* start Given records *

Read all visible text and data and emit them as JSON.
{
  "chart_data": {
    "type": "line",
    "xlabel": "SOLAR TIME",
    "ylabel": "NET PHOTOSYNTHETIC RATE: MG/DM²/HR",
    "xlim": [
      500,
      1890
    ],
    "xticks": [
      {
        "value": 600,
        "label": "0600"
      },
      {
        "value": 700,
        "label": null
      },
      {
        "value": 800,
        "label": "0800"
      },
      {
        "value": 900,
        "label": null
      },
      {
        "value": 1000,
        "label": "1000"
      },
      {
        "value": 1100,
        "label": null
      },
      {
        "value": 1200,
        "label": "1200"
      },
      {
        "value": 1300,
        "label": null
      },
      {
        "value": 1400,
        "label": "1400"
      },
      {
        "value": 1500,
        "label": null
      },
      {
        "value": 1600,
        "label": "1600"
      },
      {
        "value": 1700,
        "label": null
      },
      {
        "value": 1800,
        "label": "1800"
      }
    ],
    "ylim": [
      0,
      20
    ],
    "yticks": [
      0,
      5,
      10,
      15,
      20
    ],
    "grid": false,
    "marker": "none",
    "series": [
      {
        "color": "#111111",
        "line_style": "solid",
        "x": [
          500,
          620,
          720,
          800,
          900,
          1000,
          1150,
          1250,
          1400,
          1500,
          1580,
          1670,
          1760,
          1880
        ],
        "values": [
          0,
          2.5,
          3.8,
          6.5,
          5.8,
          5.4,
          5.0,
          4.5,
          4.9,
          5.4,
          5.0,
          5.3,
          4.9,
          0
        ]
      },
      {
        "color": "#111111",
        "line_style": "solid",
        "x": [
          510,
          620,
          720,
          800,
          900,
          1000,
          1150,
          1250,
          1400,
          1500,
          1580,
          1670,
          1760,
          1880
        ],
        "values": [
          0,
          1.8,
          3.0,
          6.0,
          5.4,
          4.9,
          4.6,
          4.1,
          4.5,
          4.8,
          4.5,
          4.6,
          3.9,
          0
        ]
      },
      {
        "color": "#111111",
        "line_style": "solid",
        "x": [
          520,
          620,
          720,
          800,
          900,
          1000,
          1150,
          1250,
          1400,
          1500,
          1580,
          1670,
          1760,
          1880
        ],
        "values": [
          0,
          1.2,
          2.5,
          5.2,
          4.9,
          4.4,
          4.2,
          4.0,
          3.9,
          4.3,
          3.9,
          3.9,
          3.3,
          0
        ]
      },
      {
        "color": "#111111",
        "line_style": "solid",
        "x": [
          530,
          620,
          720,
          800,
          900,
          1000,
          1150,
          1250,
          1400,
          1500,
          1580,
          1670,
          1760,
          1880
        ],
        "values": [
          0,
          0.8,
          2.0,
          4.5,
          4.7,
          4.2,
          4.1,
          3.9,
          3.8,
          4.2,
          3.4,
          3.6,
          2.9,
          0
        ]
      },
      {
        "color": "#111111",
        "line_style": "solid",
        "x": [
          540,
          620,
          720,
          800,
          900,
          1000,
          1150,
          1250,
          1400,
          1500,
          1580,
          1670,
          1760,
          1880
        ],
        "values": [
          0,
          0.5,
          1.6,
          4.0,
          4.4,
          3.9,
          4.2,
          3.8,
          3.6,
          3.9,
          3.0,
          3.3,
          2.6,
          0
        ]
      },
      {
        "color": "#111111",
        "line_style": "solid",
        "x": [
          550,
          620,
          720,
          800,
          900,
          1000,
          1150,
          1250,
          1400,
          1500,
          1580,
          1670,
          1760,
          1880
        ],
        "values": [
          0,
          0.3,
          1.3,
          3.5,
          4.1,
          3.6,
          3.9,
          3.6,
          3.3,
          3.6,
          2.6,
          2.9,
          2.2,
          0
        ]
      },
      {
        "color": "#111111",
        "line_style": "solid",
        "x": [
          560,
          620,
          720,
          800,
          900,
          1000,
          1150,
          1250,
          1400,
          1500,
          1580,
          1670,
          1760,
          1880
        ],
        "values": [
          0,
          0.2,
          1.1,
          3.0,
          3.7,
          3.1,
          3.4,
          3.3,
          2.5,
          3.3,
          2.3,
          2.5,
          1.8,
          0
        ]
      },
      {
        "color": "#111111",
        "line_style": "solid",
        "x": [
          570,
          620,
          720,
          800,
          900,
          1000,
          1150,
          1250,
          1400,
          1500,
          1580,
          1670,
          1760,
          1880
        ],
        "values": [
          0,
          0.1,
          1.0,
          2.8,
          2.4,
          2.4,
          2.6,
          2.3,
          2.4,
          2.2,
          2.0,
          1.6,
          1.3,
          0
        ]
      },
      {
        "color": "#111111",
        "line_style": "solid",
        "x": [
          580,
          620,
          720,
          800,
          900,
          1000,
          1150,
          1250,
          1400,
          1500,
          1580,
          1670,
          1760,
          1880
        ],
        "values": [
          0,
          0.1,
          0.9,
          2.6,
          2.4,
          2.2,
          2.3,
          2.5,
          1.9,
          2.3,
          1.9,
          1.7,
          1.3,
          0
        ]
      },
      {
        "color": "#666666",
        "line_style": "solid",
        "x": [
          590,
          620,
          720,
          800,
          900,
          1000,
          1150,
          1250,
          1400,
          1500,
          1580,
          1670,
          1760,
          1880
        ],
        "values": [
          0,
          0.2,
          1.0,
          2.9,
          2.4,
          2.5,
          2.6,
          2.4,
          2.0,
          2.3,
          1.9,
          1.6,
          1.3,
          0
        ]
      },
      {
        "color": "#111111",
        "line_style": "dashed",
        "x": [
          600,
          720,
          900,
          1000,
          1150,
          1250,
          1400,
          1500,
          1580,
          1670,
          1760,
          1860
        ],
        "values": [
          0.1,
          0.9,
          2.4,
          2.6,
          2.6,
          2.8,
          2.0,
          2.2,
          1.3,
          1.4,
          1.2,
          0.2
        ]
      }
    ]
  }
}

* end Given records *

> **Requirement**
Send back all of the entries exactly, with nothing missing.

> **Answer to this problem**
Read all visible text and data and emit them as JSON.
{
  "chart_data": {
    "type": "line",
    "xlabel": "SOLAR TIME",
    "ylabel": "NET PHOTOSYNTHETIC RATE: MG/DM²/HR",
    "xlim": [
      500,
      1890
    ],
    "xticks": [
      {
        "value": 600,
        "label": "0600"
      },
      {
        "value": 700,
        "label": null
      },
      {
        "value": 800,
        "label": "0800"
      },
      {
        "value": 900,
        "label": null
      },
      {
        "value": 1000,
        "label": "1000"
      },
      {
        "value": 1100,
        "label": null
      },
      {
        "value": 1200,
        "label": "1200"
      },
      {
        "value": 1300,
        "label": null
      },
      {
        "value": 1400,
        "label": "1400"
      },
      {
        "value": 1500,
        "label": null
      },
      {
        "value": 1600,
        "label": "1600"
      },
      {
        "value": 1700,
        "label": null
      },
      {
        "value": 1800,
        "label": "1800"
      }
    ],
    "ylim": [
      0,
      20
    ],
    "yticks": [
      0,
      5,
      10,
      15,
      20
    ],
    "grid": false,
    "marker": "none",
    "series": [
      {
        "color": "#111111",
        "line_style": "solid",
        "x": [
          500,
          620,
          720,
          800,
          900,
          1000,
          1150,
          1250,
          1400,
          1500,
          1580,
          1670,
          1760,
          1880
        ],
        "values": [
          0,
          2.5,
          3.8,
          6.5,
          5.8,
          5.4,
          5.0,
          4.5,
          4.9,
          5.4,
          5.0,
          5.3,
          4.9,
          0
        ]
      },
      {
        "color": "#111111",
        "line_style": "solid",
        "x": [
          510,
          620,
          720,
          800,
          900,
          1000,
          1150,
          1250,
          1400,
          1500,
          1580,
          1670,
          1760,
          1880
        ],
        "values": [
          0,
          1.8,
          3.0,
          6.0,
          5.4,
          4.9,
          4.6,
          4.1,
          4.5,
          4.8,
          4.5,
          4.6,
          3.9,
          0
        ]
      },
      {
        "color": "#111111",
        "line_style": "solid",
        "x": [
          520,
          620,
          720,
          800,
          900,
          1000,
          1150,
          1250,
          1400,
          1500,
          1580,
          1670,
          1760,
          1880
        ],
        "values": [
          0,
          1.2,
          2.5,
          5.2,
          4.9,
          4.4,
          4.2,
          4.0,
          3.9,
          4.3,
          3.9,
          3.9,
          3.3,
          0
        ]
      },
      {
        "color": "#111111",
        "line_style": "solid",
        "x": [
          530,
          620,
          720,
          800,
          900,
          1000,
          1150,
          1250,
          1400,
          1500,
          1580,
          1670,
          1760,
          1880
        ],
        "values": [
          0,
          0.8,
          2.0,
          4.5,
          4.7,
          4.2,
          4.1,
          3.9,
          3.8,
          4.2,
          3.4,
          3.6,
          2.9,
          0
        ]
      },
      {
        "color": "#111111",
        "line_style": "solid",
        "x": [
          540,
          620,
          720,
          800,
          900,
          1000,
          1150,
          1250,
          1400,
          1500,
          1580,
          1670,
          1760,
          1880
        ],
        "values": [
          0,
          0.5,
          1.6,
          4.0,
          4.4,
          3.9,
          4.2,
          3.8,
          3.6,
          3.9,
          3.0,
          3.3,
          2.6,
          0
        ]
      },
      {
        "color": "#111111",
        "line_style": "solid",
        "x": [
          550,
          620,
          720,
          800,
          900,
          1000,
          1150,
          1250,
          1400,
          1500,
          1580,
          1670,
          1760,
          1880
        ],
        "values": [
          0,
          0.3,
          1.3,
          3.5,
          4.1,
          3.6,
          3.9,
          3.6,
          3.3,
          3.6,
          2.6,
          2.9,
          2.2,
          0
        ]
      },
      {
        "color": "#111111",
        "line_style": "solid",
        "x": [
          560,
          620,
          720,
          800,
          900,
          1000,
          1150,
          1250,
          1400,
          1500,
          1580,
          1670,
          1760,
          1880
        ],
        "values": [
          0,
          0.2,
          1.1,
          3.0,
          3.7,
          3.1,
          3.4,
          3.3,
          2.5,
          3.3,
          2.3,
          2.5,
          1.8,
          0
        ]
      },
      {
        "color": "#111111",
        "line_style": "solid",
        "x": [
          570,
          620,
          720,
          800,
          900,
          1000,
          1150,
          1250,
          1400,
          1500,
          1580,
          1670,
          1760,
          1880
        ],
        "values": [
          0,
          0.1,
          1.0,
          2.8,
          2.4,
          2.4,
          2.6,
          2.3,
          2.4,
          2.2,
          2.0,
          1.6,
          1.3,
          0
        ]
      },
      {
        "color": "#111111",
        "line_style": "solid",
        "x": [
          580,
          620,
          720,
          800,
          900,
          1000,
          1150,
          1250,
          1400,
          1500,
          1580,
          1670,
          1760,
          1880
        ],
        "values": [
          0,
          0.1,
          0.9,
          2.6,
          2.4,
          2.2,
          2.3,
          2.5,
          1.9,
          2.3,
          1.9,
          1.7,
          1.3,
          0
        ]
      },
      {
        "color": "#666666",
        "line_style": "solid",
        "x": [
          590,
          620,
          720,
          800,
          900,
          1000,
          1150,
          1250,
          1400,
          1500,
          1580,
          1670,
          1760,
          1880
        ],
        "values": [
          0,
          0.2,
          1.0,
          2.9,
          2.4,
          2.5,
          2.6,
          2.4,
          2.0,
          2.3,
          1.9,
          1.6,
          1.3,
          0
        ]
      },
      {
        "color": "#111111",
        "line_style": "dashed",
        "x": [
          600,
          720,
          900,
          1000,
          1150,
          1250,
          1400,
          1500,
          1580,
          1670,
          1760,
          1860
        ],
        "values": [
          0.1,
          0.9,
          2.4,
          2.6,
          2.6,
          2.8,
          2.0,
          2.2,
          1.3,
          1.4,
          1.2,
          0.2
        ]
      }
    ]
  }
}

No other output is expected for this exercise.